#### [Task brief]
Output the data that follows exactly, line for line.
+ + +
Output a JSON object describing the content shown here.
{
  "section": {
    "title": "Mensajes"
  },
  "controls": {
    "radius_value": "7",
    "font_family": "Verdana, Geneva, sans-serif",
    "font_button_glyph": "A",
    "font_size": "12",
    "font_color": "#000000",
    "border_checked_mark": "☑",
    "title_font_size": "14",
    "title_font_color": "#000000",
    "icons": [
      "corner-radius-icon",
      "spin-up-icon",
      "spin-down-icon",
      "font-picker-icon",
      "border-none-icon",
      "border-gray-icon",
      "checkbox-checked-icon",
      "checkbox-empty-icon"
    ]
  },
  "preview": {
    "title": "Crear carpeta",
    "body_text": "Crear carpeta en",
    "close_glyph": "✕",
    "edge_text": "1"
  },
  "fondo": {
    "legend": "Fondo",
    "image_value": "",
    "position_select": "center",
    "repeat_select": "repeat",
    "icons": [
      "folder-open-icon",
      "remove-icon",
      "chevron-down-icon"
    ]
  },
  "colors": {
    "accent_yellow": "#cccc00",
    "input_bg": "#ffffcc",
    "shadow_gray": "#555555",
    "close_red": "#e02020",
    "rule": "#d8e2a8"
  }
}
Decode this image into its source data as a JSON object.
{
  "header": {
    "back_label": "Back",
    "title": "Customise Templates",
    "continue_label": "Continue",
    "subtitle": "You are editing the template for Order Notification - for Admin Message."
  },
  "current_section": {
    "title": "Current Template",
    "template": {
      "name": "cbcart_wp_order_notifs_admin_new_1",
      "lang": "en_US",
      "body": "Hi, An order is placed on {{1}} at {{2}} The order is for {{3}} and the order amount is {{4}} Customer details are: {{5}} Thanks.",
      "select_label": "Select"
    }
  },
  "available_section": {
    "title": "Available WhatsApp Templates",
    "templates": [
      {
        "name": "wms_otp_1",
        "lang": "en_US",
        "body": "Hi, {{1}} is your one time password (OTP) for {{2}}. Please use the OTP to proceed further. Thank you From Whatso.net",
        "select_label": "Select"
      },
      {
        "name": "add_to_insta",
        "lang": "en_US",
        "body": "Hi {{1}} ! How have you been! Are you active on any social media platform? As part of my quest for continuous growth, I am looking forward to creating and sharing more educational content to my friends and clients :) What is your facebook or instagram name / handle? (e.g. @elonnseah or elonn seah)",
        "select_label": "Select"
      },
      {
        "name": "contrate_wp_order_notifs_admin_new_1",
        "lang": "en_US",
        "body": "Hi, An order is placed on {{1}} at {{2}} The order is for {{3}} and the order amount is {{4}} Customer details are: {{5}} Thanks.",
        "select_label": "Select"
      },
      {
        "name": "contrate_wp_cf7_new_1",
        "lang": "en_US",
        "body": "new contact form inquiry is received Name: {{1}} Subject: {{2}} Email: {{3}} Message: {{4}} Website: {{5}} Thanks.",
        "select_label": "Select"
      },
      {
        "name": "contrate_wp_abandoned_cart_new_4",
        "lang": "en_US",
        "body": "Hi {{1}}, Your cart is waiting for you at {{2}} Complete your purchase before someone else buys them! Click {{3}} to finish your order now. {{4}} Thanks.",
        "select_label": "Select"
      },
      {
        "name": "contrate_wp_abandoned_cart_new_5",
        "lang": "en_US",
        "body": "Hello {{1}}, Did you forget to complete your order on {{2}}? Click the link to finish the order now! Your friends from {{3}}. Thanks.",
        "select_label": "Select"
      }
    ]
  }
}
+ + +
#### [Task output]
Output a JSON object describing the content shown here.
{
  "section": {
    "title": "Mensajes"
  },
  "controls": {
    "radius_value": "7",
    "font_family": "Verdana, Geneva, sans-serif",
    "font_button_glyph": "A",
    "font_size": "12",
    "font_color": "#000000",
    "border_checked_mark": "☑",
    "title_font_size": "14",
    "title_font_color": "#000000",
    "icons": [
      "corner-radius-icon",
      "spin-up-icon",
      "spin-down-icon",
      "font-picker-icon",
      "border-none-icon",
      "border-gray-icon",
      "checkbox-checked-icon",
      "checkbox-empty-icon"
    ]
  },
  "preview": {
    "title": "Crear carpeta",
    "body_text": "Crear carpeta en",
    "close_glyph": "✕",
    "edge_text": "1"
  },
  "fondo": {
    "legend": "Fondo",
    "image_value": "",
    "position_select": "center",
    "repeat_select": "repeat",
    "icons": [
      "folder-open-icon",
      "remove-icon",
      "chevron-down-icon"
    ]
  },
  "colors": {
    "accent_yellow": "#cccc00",
    "input_bg": "#ffffcc",
    "shadow_gray": "#555555",
    "close_red": "#e02020",
    "rule": "#d8e2a8"
  }
}
Decode this image into its source data as a JSON object.
{
  "header": {
    "back_label": "Back",
    "title": "Customise Templates",
    "continue_label": "Continue",
    "subtitle": "You are editing the template for Order Notification - for Admin Message."
  },
  "current_section": {
    "title": "Current Template",
    "template": {
      "name": "cbcart_wp_order_notifs_admin_new_1",
      "lang": "en_US",
      "body": "Hi, An order is placed on {{1}} at {{2}} The order is for {{3}} and the order amount is {{4}} Customer details are: {{5}} Thanks.",
      "select_label": "Select"
    }
  },
  "available_section": {
    "title": "Available WhatsApp Templates",
    "templates": [
      {
        "name": "wms_otp_1",
        "lang": "en_US",
        "body": "Hi, {{1}} is your one time password (OTP) for {{2}}. Please use the OTP to proceed further. Thank you From Whatso.net",
        "select_label": "Select"
      },
      {
        "name": "add_to_insta",
        "lang": "en_US",
        "body": "Hi {{1}} ! How have you been! Are you active on any social media platform? As part of my quest for continuous growth, I am looking forward to creating and sharing more educational content to my friends and clients :) What is your facebook or instagram name / handle? (e.g. @elonnseah or elonn seah)",
        "select_label": "Select"
      },
      {
        "name": "contrate_wp_order_notifs_admin_new_1",
        "lang": "en_US",
        "body": "Hi, An order is placed on {{1}} at {{2}} The order is for {{3}} and the order amount is {{4}} Customer details are: {{5}} Thanks.",
        "select_label": "Select"
      },
      {
        "name": "contrate_wp_cf7_new_1",
        "lang": "en_US",
        "body": "new contact form inquiry is received Name: {{1}} Subject: {{2}} Email: {{3}} Message: {{4}} Website: {{5}} Thanks.",
        "select_label": "Select"
      },
      {
        "name": "contrate_wp_abandoned_cart_new_4",
        "lang": "en_US",
        "body": "Hi {{1}}, Your cart is waiting for you at {{2}} Complete your purchase before someone else buys them! Click {{3}} to finish your order now. {{4}} Thanks.",
        "select_label": "Select"
      },
      {
        "name": "contrate_wp_abandoned_cart_new_5",
        "lang": "en_US",
        "body": "Hello {{1}}, Did you forget to complete your order on {{2}}? Click the link to finish the order now! Your friends from {{3}}. Thanks.",
        "select_label": "Select"
      }
    ]
  }
}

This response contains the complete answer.